§ **STATED PROBLEM**:
Report how many lines below contain the word "JSON", and give only that number.

§ **EXERCISE MATERIALS**:

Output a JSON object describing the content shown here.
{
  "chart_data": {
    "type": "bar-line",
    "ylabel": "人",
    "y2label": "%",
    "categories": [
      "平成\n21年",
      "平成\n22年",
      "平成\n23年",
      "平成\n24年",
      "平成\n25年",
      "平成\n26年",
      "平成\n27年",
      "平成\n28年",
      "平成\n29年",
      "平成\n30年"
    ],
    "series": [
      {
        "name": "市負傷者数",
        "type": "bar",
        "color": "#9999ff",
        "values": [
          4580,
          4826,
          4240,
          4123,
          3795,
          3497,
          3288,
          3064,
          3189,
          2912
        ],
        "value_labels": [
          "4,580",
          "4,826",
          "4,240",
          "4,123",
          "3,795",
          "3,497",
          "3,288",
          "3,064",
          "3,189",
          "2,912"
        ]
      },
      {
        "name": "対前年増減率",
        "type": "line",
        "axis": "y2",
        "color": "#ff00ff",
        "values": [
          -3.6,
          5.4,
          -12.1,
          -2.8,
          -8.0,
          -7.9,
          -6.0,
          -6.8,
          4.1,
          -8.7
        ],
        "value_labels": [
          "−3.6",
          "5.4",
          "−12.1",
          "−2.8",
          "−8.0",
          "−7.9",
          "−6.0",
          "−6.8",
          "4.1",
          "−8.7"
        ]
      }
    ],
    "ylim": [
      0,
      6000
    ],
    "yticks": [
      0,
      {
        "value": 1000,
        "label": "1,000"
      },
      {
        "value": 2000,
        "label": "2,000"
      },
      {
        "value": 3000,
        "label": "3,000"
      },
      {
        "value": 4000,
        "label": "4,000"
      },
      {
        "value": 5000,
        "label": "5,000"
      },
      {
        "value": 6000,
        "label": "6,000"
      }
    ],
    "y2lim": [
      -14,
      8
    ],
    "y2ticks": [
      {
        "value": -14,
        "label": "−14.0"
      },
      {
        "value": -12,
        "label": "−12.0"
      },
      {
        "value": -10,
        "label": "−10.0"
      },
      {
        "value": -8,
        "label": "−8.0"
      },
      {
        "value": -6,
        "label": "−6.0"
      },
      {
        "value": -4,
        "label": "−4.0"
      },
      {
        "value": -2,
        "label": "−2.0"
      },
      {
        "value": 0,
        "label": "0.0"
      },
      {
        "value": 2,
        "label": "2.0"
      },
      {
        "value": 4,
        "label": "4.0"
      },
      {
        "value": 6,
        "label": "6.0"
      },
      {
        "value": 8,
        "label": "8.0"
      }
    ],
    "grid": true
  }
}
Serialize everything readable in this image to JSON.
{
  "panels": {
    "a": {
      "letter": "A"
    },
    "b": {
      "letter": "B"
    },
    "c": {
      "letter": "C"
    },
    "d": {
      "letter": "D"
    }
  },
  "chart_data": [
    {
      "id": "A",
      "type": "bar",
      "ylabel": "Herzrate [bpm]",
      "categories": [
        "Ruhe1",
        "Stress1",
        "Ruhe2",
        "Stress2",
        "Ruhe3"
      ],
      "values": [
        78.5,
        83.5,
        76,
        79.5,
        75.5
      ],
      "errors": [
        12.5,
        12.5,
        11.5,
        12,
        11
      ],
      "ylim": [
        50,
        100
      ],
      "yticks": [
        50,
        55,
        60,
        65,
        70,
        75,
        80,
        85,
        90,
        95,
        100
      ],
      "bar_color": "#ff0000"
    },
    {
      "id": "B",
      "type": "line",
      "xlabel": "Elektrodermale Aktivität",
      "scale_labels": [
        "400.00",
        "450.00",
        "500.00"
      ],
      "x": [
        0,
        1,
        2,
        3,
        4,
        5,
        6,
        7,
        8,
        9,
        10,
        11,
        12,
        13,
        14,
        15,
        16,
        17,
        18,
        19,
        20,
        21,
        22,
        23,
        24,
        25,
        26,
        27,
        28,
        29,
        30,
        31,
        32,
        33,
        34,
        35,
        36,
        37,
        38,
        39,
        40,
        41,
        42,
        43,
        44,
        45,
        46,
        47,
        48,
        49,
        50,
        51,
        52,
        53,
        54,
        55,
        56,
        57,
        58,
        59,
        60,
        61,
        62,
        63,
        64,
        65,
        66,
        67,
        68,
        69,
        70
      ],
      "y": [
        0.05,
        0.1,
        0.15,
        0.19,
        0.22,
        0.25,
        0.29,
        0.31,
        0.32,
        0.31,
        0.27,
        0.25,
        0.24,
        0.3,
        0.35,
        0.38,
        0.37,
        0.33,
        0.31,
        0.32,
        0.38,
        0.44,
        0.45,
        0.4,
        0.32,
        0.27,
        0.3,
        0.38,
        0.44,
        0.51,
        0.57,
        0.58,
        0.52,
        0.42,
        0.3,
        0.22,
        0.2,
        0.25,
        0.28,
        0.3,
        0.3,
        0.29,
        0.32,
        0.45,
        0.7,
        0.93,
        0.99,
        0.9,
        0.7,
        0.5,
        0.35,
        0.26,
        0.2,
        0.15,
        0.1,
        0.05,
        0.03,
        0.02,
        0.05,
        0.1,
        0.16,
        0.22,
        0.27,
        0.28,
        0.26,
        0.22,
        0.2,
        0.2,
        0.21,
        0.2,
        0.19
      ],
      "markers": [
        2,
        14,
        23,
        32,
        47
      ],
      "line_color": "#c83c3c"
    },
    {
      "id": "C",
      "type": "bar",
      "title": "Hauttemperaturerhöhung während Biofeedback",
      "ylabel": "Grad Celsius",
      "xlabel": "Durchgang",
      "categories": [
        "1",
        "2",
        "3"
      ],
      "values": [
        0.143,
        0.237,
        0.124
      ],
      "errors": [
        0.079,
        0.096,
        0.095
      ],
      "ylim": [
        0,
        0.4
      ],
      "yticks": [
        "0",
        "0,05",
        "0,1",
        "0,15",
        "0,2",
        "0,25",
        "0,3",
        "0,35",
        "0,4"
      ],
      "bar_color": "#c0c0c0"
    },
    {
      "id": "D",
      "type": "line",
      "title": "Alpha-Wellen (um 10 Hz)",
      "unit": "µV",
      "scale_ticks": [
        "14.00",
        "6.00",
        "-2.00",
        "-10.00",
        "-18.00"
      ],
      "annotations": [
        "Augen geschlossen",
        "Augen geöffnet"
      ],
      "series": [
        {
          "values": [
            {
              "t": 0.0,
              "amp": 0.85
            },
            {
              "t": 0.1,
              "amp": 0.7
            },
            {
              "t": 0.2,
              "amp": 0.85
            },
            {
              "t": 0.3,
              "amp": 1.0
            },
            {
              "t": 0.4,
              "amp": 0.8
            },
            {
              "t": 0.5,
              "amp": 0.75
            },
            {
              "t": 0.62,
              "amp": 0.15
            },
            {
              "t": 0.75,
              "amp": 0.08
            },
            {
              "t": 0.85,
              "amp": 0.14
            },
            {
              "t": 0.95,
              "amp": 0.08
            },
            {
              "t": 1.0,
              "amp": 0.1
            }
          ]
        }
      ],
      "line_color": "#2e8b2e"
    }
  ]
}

§ **TASK OUTPUT**:
2